_REQUIREMENT_
Swap every occurrence of "sidebar-item" for "nav-item" throughout the records below, leaving all other text unchanged.

[Start of ENTRIES SHOWN]

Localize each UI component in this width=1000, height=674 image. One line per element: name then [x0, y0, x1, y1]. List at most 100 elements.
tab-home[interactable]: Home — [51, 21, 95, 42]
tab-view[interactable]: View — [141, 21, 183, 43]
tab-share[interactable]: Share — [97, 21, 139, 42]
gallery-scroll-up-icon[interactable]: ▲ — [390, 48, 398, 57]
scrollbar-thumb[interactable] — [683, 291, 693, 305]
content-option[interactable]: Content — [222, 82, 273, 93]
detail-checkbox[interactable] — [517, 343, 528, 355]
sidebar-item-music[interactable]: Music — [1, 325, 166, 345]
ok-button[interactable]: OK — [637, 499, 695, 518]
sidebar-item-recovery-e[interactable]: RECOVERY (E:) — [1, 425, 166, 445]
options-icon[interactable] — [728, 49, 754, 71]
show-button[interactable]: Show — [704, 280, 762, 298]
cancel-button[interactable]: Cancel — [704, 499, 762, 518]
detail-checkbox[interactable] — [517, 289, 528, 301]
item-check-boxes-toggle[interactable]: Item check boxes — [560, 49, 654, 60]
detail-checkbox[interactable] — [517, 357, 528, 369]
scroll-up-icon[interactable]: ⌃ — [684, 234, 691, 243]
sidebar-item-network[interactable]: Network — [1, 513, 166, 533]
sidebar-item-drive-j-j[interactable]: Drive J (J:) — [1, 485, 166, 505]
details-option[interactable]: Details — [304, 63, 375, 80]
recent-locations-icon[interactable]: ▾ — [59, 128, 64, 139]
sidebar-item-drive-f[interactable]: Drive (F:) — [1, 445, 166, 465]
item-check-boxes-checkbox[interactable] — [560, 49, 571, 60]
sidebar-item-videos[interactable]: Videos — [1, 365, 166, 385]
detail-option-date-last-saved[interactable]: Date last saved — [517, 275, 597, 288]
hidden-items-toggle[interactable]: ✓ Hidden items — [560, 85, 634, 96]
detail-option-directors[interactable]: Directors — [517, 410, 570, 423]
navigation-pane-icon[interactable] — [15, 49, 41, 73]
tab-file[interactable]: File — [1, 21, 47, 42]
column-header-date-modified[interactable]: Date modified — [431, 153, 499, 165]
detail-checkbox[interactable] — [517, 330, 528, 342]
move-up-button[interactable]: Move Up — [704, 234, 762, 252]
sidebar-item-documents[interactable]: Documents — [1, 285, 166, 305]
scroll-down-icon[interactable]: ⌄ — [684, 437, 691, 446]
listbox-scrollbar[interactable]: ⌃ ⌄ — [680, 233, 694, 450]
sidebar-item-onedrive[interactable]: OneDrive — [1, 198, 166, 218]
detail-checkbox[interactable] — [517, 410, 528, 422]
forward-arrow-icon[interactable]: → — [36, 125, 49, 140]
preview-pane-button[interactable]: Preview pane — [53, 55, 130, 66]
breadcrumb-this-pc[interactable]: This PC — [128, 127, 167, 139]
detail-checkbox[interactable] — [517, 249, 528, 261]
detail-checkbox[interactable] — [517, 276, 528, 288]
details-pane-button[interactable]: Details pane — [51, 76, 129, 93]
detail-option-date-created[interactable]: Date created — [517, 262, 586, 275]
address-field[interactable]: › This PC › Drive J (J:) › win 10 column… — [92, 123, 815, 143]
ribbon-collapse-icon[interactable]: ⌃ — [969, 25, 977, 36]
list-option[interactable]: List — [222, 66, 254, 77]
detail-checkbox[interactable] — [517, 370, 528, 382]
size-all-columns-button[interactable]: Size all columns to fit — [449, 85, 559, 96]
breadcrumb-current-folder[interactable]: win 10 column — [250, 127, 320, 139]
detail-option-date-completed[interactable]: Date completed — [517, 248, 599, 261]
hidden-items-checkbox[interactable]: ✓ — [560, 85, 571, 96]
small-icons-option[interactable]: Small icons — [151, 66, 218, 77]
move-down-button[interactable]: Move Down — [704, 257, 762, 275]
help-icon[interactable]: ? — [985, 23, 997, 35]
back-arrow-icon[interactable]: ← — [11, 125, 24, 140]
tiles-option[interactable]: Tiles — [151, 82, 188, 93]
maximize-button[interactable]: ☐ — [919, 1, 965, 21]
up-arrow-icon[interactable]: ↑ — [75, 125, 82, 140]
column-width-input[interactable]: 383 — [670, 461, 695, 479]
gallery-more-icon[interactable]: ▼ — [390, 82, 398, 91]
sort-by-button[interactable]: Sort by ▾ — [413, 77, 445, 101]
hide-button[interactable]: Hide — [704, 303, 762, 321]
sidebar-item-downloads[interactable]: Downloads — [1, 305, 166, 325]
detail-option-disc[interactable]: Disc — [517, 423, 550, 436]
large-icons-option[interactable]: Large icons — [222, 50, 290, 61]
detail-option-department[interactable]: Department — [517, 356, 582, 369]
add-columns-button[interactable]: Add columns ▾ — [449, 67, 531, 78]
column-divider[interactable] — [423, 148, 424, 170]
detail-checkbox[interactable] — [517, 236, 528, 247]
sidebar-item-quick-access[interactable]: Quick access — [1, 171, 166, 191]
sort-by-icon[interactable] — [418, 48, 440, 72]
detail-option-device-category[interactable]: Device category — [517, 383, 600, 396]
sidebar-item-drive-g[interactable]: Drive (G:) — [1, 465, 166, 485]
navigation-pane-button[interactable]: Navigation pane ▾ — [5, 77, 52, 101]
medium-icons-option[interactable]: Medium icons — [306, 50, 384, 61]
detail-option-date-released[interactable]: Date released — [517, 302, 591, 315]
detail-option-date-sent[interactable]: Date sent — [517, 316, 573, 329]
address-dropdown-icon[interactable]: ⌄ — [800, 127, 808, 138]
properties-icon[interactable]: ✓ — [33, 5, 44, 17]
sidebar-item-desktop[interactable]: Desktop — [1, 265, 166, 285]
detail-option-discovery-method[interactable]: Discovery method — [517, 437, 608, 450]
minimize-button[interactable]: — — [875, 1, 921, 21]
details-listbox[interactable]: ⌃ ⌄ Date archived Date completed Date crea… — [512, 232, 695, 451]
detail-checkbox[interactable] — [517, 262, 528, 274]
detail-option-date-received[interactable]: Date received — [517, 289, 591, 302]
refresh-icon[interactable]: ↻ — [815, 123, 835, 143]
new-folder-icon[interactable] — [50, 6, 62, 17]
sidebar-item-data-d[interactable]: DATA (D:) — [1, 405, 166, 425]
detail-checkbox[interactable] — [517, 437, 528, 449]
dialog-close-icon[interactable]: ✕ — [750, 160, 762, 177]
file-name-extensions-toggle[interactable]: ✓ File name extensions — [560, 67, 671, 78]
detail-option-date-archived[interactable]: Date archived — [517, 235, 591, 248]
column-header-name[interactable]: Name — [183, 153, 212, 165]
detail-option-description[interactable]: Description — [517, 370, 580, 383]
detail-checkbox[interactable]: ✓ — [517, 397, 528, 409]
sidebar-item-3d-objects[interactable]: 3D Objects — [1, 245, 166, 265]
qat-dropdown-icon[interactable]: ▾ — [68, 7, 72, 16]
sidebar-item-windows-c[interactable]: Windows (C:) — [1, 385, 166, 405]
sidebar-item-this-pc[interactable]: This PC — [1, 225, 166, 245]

[End of ENTRIES SHOWN]

_FULL OUTPUT_
Localize each UI component in this width=1000, height=674 image. One line per element: name then [x0, y0, x1, y1]. List at most 100 elements.
tab-home[interactable]: Home — [51, 21, 95, 42]
tab-view[interactable]: View — [141, 21, 183, 43]
tab-share[interactable]: Share — [97, 21, 139, 42]
gallery-scroll-up-icon[interactable]: ▲ — [390, 48, 398, 57]
scrollbar-thumb[interactable] — [683, 291, 693, 305]
content-option[interactable]: Content — [222, 82, 273, 93]
detail-checkbox[interactable] — [517, 343, 528, 355]
nav-item-music[interactable]: Music — [1, 325, 166, 345]
ok-button[interactable]: OK — [637, 499, 695, 518]
nav-item-recovery-e[interactable]: RECOVERY (E:) — [1, 425, 166, 445]
options-icon[interactable] — [728, 49, 754, 71]
show-button[interactable]: Show — [704, 280, 762, 298]
cancel-button[interactable]: Cancel — [704, 499, 762, 518]
detail-checkbox[interactable] — [517, 289, 528, 301]
item-check-boxes-toggle[interactable]: Item check boxes — [560, 49, 654, 60]
detail-checkbox[interactable] — [517, 357, 528, 369]
scroll-up-icon[interactable]: ⌃ — [684, 234, 691, 243]
nav-item-network[interactable]: Network — [1, 513, 166, 533]
nav-item-drive-j-j[interactable]: Drive J (J:) — [1, 485, 166, 505]
details-option[interactable]: Details — [304, 63, 375, 80]
recent-locations-icon[interactable]: ▾ — [59, 128, 64, 139]
nav-item-drive-f[interactable]: Drive (F:) — [1, 445, 166, 465]
item-check-boxes-checkbox[interactable] — [560, 49, 571, 60]
nav-item-videos[interactable]: Videos — [1, 365, 166, 385]
detail-option-date-last-saved[interactable]: Date last saved — [517, 275, 597, 288]
hidden-items-toggle[interactable]: ✓ Hidden items — [560, 85, 634, 96]
detail-option-directors[interactable]: Directors — [517, 410, 570, 423]
navigation-pane-icon[interactable] — [15, 49, 41, 73]
tab-file[interactable]: File — [1, 21, 47, 42]
column-header-date-modified[interactable]: Date modified — [431, 153, 499, 165]
detail-checkbox[interactable] — [517, 330, 528, 342]
move-up-button[interactable]: Move Up — [704, 234, 762, 252]
nav-item-documents[interactable]: Documents — [1, 285, 166, 305]
scroll-down-icon[interactable]: ⌄ — [684, 437, 691, 446]
listbox-scrollbar[interactable]: ⌃ ⌄ — [680, 233, 694, 450]
nav-item-onedrive[interactable]: OneDrive — [1, 198, 166, 218]
detail-checkbox[interactable] — [517, 410, 528, 422]
forward-arrow-icon[interactable]: → — [36, 125, 49, 140]
preview-pane-button[interactable]: Preview pane — [53, 55, 130, 66]
breadcrumb-this-pc[interactable]: This PC — [128, 127, 167, 139]
detail-checkbox[interactable] — [517, 249, 528, 261]
detail-checkbox[interactable] — [517, 276, 528, 288]
details-pane-button[interactable]: Details pane — [51, 76, 129, 93]
detail-option-date-created[interactable]: Date created — [517, 262, 586, 275]
address-field[interactable]: › This PC › Drive J (J:) › win 10 column… — [92, 123, 815, 143]
ribbon-collapse-icon[interactable]: ⌃ — [969, 25, 977, 36]
list-option[interactable]: List — [222, 66, 254, 77]
detail-checkbox[interactable] — [517, 370, 528, 382]
size-all-columns-button[interactable]: Size all columns to fit — [449, 85, 559, 96]
breadcrumb-current-folder[interactable]: win 10 column — [250, 127, 320, 139]
detail-option-date-completed[interactable]: Date completed — [517, 248, 599, 261]
hidden-items-checkbox[interactable]: ✓ — [560, 85, 571, 96]
small-icons-option[interactable]: Small icons — [151, 66, 218, 77]
move-down-button[interactable]: Move Down — [704, 257, 762, 275]
help-icon[interactable]: ? — [985, 23, 997, 35]
back-arrow-icon[interactable]: ← — [11, 125, 24, 140]
tiles-option[interactable]: Tiles — [151, 82, 188, 93]
maximize-button[interactable]: ☐ — [919, 1, 965, 21]
up-arrow-icon[interactable]: ↑ — [75, 125, 82, 140]
column-width-input[interactable]: 383 — [670, 461, 695, 479]
gallery-more-icon[interactable]: ▼ — [390, 82, 398, 91]
sort-by-button[interactable]: Sort by ▾ — [413, 77, 445, 101]
hide-button[interactable]: Hide — [704, 303, 762, 321]
nav-item-downloads[interactable]: Downloads — [1, 305, 166, 325]
detail-option-disc[interactable]: Disc — [517, 423, 550, 436]
large-icons-option[interactable]: Large icons — [222, 50, 290, 61]
detail-option-department[interactable]: Department — [517, 356, 582, 369]
add-columns-button[interactable]: Add columns ▾ — [449, 67, 531, 78]
column-divider[interactable] — [423, 148, 424, 170]
detail-checkbox[interactable] — [517, 236, 528, 247]
nav-item-quick-access[interactable]: Quick access — [1, 171, 166, 191]
sort-by-icon[interactable] — [418, 48, 440, 72]
detail-option-device-category[interactable]: Device category — [517, 383, 600, 396]
nav-item-drive-g[interactable]: Drive (G:) — [1, 465, 166, 485]
navigation-pane-button[interactable]: Navigation pane ▾ — [5, 77, 52, 101]
medium-icons-option[interactable]: Medium icons — [306, 50, 384, 61]
detail-option-date-released[interactable]: Date released — [517, 302, 591, 315]
detail-option-date-sent[interactable]: Date sent — [517, 316, 573, 329]
address-dropdown-icon[interactable]: ⌄ — [800, 127, 808, 138]
properties-icon[interactable]: ✓ — [33, 5, 44, 17]
nav-item-desktop[interactable]: Desktop — [1, 265, 166, 285]
detail-option-discovery-method[interactable]: Discovery method — [517, 437, 608, 450]
minimize-button[interactable]: — — [875, 1, 921, 21]
details-listbox[interactable]: ⌃ ⌄ Date archived Date completed Date crea… — [512, 232, 695, 451]
detail-checkbox[interactable] — [517, 262, 528, 274]
detail-option-date-received[interactable]: Date received — [517, 289, 591, 302]
refresh-icon[interactable]: ↻ — [815, 123, 835, 143]
new-folder-icon[interactable] — [50, 6, 62, 17]
nav-item-data-d[interactable]: DATA (D:) — [1, 405, 166, 425]
detail-checkbox[interactable] — [517, 437, 528, 449]
dialog-close-icon[interactable]: ✕ — [750, 160, 762, 177]
file-name-extensions-toggle[interactable]: ✓ File name extensions — [560, 67, 671, 78]
detail-option-date-archived[interactable]: Date archived — [517, 235, 591, 248]
column-header-name[interactable]: Name — [183, 153, 212, 165]
detail-option-description[interactable]: Description — [517, 370, 580, 383]
detail-checkbox[interactable]: ✓ — [517, 397, 528, 409]
nav-item-3d-objects[interactable]: 3D Objects — [1, 245, 166, 265]
qat-dropdown-icon[interactable]: ▾ — [68, 7, 72, 16]
nav-item-windows-c[interactable]: Windows (C:) — [1, 385, 166, 405]
nav-item-this-pc[interactable]: This PC — [1, 225, 166, 245]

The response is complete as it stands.